Shareholders' Equity
Shareholders' equity, or capital, is evaluated in relation to total assets and the risk associated with those assets, and the desire to collectively maintain and enhance shareholders’ value, and satisfactorily address regulatory capital requirements. Accordingly, capital management practices have been, and will continue to be, of paramount importance to Mid Penn.
Shareholders’ equity increased by $12.9 million, or 2.0%, from $655.0 million as of December 31, 2024 to $667.9 million as of March 31, 2025, primarily due to earnings of $13.7 million.
ITEM 3 – QUANTITATIVE AND QUALITATIVE DISCLOSURES ABOUT MARKET RISK
As a financial institution, Mid Penn’s primary source of market risk is interest rate risk. Interest rate risk is the exposure to fluctuations in Mid Penn’s future earnings, earnings at risk, resulting from changes in interest rates. This exposure or sensitivity is a function of the repricing characteristics of Mid Penn's portfolio of assets and liabilities. Each asset and liability reprices either at maturity or during the life of the instrument. Interest rate sensitivity is measured as the difference between the volume of assets and liabilities that are subject to repricing in a future period of time.
The principal purpose of asset-liability management is to maximize current and future net interest income within acceptable levels of interest rate risk while satisfying liquidity and capital requirements. Net interest income is increased by increasing the net interest margin and by volume growth. Thus, the goal of interest rate risk management is to maintain a balance between risk and reward such that net interest income is maximized while risk is maintained at an acceptable level.
Mid Penn utilizes an asset-liability management model to measure the impact of interest rate movements on its interest rate sensitivity position. Mid Penn’s management also reviews the traditional maturity gap analysis regularly. Mid Penn does not always attempt to achieve an exact match between interest sensitive assets and liabilities because it believes that an actively managed amount of interest rate risk is inherent and appropriate in the management of Mid Penn’s profitability.
Modeling techniques and simulation analysis involve assumptions and estimates that inherently cannot be measured with complete precision. Key assumptions in the analyses include maturity and repricing characteristics of assets and liabilities, prepayments on amortizing assets, non-maturing deposit sensitivity, and loan and deposit pricing. These assumptions are inherently uncertain due to the timing, magnitude and frequency of rate changes and changes in market conditions and management strategies, among other factors. However, the analyses are useful in quantifying risk and provide a relative gauge of Mid Penn’s interest rate risk position over time.
Management reviews interest rate risk on a quarterly basis. This analysis includes earnings scenarios whereby interest rates are increased by 100, 200, 300 and 400 bps or decreased by 100, 200, 300, and 400 bps. These scenarios, detailed in the table below, indicate that Mid Penn would experience enhanced net interest income over a one-year time frame due to upward interest rate changes, while a reduction in interest rates would result in a decline in net interest income over a one-year time frame; however, actual results could vary significantly from the calculations prepared by management. At March 31, 2025, all interest rate risk levels according to the model were within the tolerance limits of the Board-approved policy.

■ Directives:
1. In the Mid Penn excerpt, what is named as Mid Penn's primary source of market risk?
2. Sum up the Mid Penn excerpt in two sentences.
3. Using the Mid Penn excerpt, decide whether each statement agrees with it. Answer yes or no, and quote the words that decide it.
(a) Mid Penn always tries to match interest sensitive assets and liabilities exactly.
(b) Management reviews interest rate risk every quarter.
(c) The scenarios show that lower interest rates would raise net interest income.

■ Data listing:

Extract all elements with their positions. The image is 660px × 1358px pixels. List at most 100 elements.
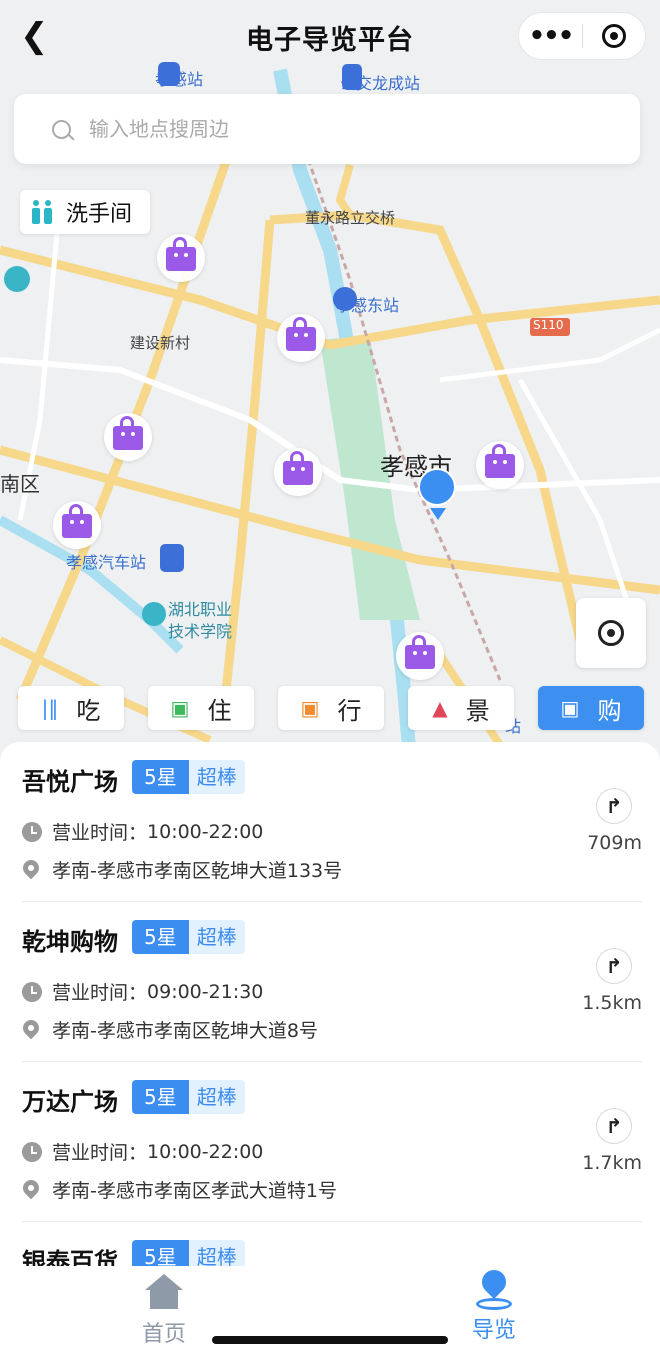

* * *

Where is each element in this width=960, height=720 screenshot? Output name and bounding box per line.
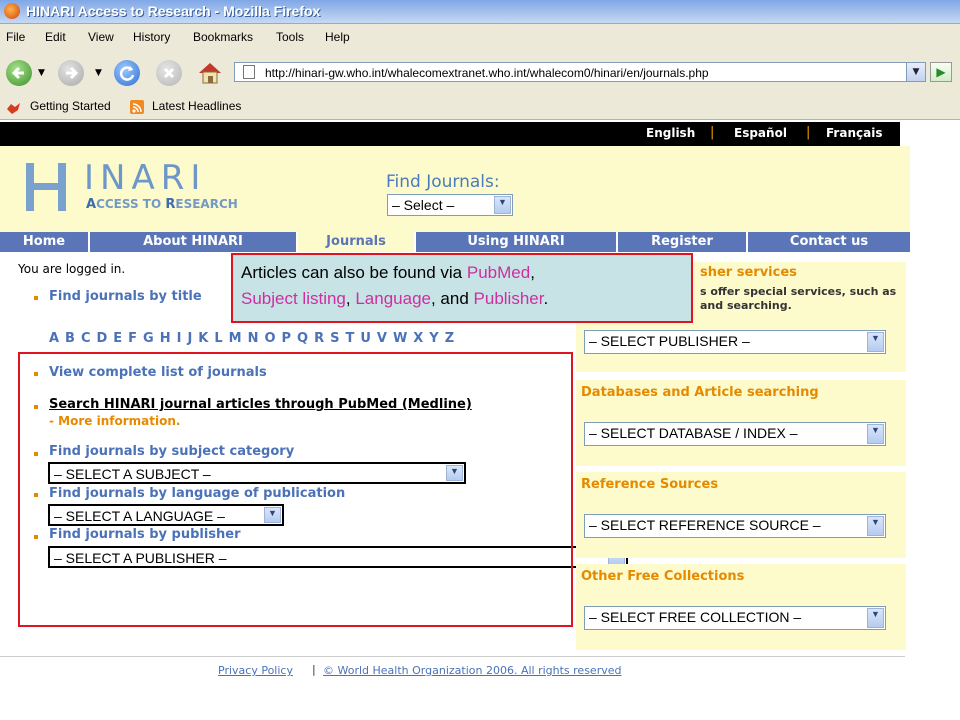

■ Completed exercise:
1. Interest rate risk.

2. Mid Penn's shareholders' equity rose $12.9 million, or 2.0%, to $667.9 million as of March 31, 2025, mainly because of earnings of $13.7 million. Its main market risk is interest rate risk, which management reviews each quarter with rate scenarios, and at March 31, 2025, all risk levels in the model were within the tolerance limits of the Board-approved policy.

3.
(a) No: "Mid Penn does not always attempt to achieve an exact match between interest sensitive assets and liabilities"
(b) Yes: "Management reviews interest rate risk on a quarterly basis."
(c) No: "a reduction in interest rates would result in a decline in net interest income over a one-year time frame"